Goal of the exercise
Print all records exactly, leaving nothing out.

Records for processing
-*-

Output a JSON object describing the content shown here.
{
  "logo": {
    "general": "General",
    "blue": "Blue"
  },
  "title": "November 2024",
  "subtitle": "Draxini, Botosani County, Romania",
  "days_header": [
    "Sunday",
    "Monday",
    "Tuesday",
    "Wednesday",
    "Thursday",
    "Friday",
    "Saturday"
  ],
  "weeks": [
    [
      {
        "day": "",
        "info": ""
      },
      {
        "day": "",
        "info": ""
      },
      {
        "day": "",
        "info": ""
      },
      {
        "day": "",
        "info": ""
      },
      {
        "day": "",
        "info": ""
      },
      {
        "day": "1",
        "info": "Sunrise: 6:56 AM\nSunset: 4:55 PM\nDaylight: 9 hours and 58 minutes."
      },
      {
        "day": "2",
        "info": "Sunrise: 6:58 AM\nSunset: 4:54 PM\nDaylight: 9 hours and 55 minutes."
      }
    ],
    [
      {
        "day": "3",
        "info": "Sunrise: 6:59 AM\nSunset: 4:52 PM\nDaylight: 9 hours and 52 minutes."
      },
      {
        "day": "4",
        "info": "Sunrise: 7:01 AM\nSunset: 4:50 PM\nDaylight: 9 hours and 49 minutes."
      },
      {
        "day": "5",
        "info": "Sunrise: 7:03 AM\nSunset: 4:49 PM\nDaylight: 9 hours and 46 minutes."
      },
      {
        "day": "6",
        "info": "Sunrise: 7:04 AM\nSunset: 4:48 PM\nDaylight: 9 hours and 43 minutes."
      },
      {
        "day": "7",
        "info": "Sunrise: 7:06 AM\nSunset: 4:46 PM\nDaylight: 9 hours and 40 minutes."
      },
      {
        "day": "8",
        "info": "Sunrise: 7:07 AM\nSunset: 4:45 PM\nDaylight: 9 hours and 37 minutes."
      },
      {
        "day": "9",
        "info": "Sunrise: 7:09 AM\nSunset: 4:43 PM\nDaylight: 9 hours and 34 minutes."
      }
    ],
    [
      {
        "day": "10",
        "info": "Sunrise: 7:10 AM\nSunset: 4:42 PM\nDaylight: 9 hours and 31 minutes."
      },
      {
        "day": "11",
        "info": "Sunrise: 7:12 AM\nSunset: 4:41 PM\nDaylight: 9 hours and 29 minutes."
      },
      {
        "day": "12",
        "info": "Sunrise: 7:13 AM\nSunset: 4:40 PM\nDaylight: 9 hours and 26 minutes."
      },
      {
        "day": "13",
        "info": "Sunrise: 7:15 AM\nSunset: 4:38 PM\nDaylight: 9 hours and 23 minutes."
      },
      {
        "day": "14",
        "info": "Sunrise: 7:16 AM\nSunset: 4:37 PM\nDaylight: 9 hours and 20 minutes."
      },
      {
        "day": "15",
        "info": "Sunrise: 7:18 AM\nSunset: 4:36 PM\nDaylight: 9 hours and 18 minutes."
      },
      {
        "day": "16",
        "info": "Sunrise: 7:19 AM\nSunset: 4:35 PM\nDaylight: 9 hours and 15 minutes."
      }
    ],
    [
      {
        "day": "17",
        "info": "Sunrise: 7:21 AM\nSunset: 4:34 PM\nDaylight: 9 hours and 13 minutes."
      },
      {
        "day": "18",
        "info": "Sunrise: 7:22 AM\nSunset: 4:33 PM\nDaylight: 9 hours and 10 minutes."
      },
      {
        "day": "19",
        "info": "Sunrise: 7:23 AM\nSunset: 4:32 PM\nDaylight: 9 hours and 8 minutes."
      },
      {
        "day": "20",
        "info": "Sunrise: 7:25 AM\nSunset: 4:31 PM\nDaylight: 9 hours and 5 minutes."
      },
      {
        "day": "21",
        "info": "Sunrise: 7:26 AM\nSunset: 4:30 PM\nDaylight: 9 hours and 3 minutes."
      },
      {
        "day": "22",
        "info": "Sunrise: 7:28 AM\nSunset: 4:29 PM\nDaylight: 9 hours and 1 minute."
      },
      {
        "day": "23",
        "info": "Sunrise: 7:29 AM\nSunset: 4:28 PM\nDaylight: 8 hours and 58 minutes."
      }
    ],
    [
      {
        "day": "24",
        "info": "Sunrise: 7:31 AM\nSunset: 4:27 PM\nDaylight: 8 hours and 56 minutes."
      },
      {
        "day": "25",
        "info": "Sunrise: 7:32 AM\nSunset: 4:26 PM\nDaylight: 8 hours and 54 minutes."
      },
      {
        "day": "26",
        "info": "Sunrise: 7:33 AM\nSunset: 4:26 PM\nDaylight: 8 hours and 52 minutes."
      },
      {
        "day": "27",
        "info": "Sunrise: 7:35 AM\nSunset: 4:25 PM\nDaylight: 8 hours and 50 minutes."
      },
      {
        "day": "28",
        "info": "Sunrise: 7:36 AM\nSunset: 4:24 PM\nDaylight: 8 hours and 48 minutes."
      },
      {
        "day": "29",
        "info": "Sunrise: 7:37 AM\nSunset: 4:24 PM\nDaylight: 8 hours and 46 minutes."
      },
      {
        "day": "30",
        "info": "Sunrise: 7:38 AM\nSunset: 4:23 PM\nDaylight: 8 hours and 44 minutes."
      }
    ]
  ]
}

-*-

The result
Output a JSON object describing the content shown here.
{
  "logo": {
    "general": "General",
    "blue": "Blue"
  },
  "title": "November 2024",
  "subtitle": "Draxini, Botosani County, Romania",
  "days_header": [
    "Sunday",
    "Monday",
    "Tuesday",
    "Wednesday",
    "Thursday",
    "Friday",
    "Saturday"
  ],
  "weeks": [
    [
      {
        "day": "",
        "info": ""
      },
      {
        "day": "",
        "info": ""
      },
      {
        "day": "",
        "info": ""
      },
      {
        "day": "",
        "info": ""
      },
      {
        "day": "",
        "info": ""
      },
      {
        "day": "1",
        "info": "Sunrise: 6:56 AM\nSunset: 4:55 PM\nDaylight: 9 hours and 58 minutes."
      },
      {
        "day": "2",
        "info": "Sunrise: 6:58 AM\nSunset: 4:54 PM\nDaylight: 9 hours and 55 minutes."
      }
    ],
    [
      {
        "day": "3",
        "info": "Sunrise: 6:59 AM\nSunset: 4:52 PM\nDaylight: 9 hours and 52 minutes."
      },
      {
        "day": "4",
        "info": "Sunrise: 7:01 AM\nSunset: 4:50 PM\nDaylight: 9 hours and 49 minutes."
      },
      {
        "day": "5",
        "info": "Sunrise: 7:03 AM\nSunset: 4:49 PM\nDaylight: 9 hours and 46 minutes."
      },
      {
        "day": "6",
        "info": "Sunrise: 7:04 AM\nSunset: 4:48 PM\nDaylight: 9 hours and 43 minutes."
      },
      {
        "day": "7",
        "info": "Sunrise: 7:06 AM\nSunset: 4:46 PM\nDaylight: 9 hours and 40 minutes."
      },
      {
        "day": "8",
        "info": "Sunrise: 7:07 AM\nSunset: 4:45 PM\nDaylight: 9 hours and 37 minutes."
      },
      {
        "day": "9",
        "info": "Sunrise: 7:09 AM\nSunset: 4:43 PM\nDaylight: 9 hours and 34 minutes."
      }
    ],
    [
      {
        "day": "10",
        "info": "Sunrise: 7:10 AM\nSunset: 4:42 PM\nDaylight: 9 hours and 31 minutes."
      },
      {
        "day": "11",
        "info": "Sunrise: 7:12 AM\nSunset: 4:41 PM\nDaylight: 9 hours and 29 minutes."
      },
      {
        "day": "12",
        "info": "Sunrise: 7:13 AM\nSunset: 4:40 PM\nDaylight: 9 hours and 26 minutes."
      },
      {
        "day": "13",
        "info": "Sunrise: 7:15 AM\nSunset: 4:38 PM\nDaylight: 9 hours and 23 minutes."
      },
      {
        "day": "14",
        "info": "Sunrise: 7:16 AM\nSunset: 4:37 PM\nDaylight: 9 hours and 20 minutes."
      },
      {
        "day": "15",
        "info": "Sunrise: 7:18 AM\nSunset: 4:36 PM\nDaylight: 9 hours and 18 minutes."
      },
      {
        "day": "16",
        "info": "Sunrise: 7:19 AM\nSunset: 4:35 PM\nDaylight: 9 hours and 15 minutes."
      }
    ],
    [
      {
        "day": "17",
        "info": "Sunrise: 7:21 AM\nSunset: 4:34 PM\nDaylight: 9 hours and 13 minutes."
      },
      {
        "day": "18",
        "info": "Sunrise: 7:22 AM\nSunset: 4:33 PM\nDaylight: 9 hours and 10 minutes."
      },
      {
        "day": "19",
        "info": "Sunrise: 7:23 AM\nSunset: 4:32 PM\nDaylight: 9 hours and 8 minutes."
      },
      {
        "day": "20",
        "info": "Sunrise: 7:25 AM\nSunset: 4:31 PM\nDaylight: 9 hours and 5 minutes."
      },
      {
        "day": "21",
        "info": "Sunrise: 7:26 AM\nSunset: 4:30 PM\nDaylight: 9 hours and 3 minutes."
      },
      {
        "day": "22",
        "info": "Sunrise: 7:28 AM\nSunset: 4:29 PM\nDaylight: 9 hours and 1 minute."
      },
      {
        "day": "23",
        "info": "Sunrise: 7:29 AM\nSunset: 4:28 PM\nDaylight: 8 hours and 58 minutes."
      }
    ],
    [
      {
        "day": "24",
        "info": "Sunrise: 7:31 AM\nSunset: 4:27 PM\nDaylight: 8 hours and 56 minutes."
      },
      {
        "day": "25",
        "info": "Sunrise: 7:32 AM\nSunset: 4:26 PM\nDaylight: 8 hours and 54 minutes."
      },
      {
        "day": "26",
        "info": "Sunrise: 7:33 AM\nSunset: 4:26 PM\nDaylight: 8 hours and 52 minutes."
      },
      {
        "day": "27",
        "info": "Sunrise: 7:35 AM\nSunset: 4:25 PM\nDaylight: 8 hours and 50 minutes."
      },
      {
        "day": "28",
        "info": "Sunrise: 7:36 AM\nSunset: 4:24 PM\nDaylight: 8 hours and 48 minutes."
      },
      {
        "day": "29",
        "info": "Sunrise: 7:37 AM\nSunset: 4:24 PM\nDaylight: 8 hours and 46 minutes."
      },
      {
        "day": "30",
        "info": "Sunrise: 7:38 AM\nSunset: 4:23 PM\nDaylight: 8 hours and 44 minutes."
      }
    ]
  ]
}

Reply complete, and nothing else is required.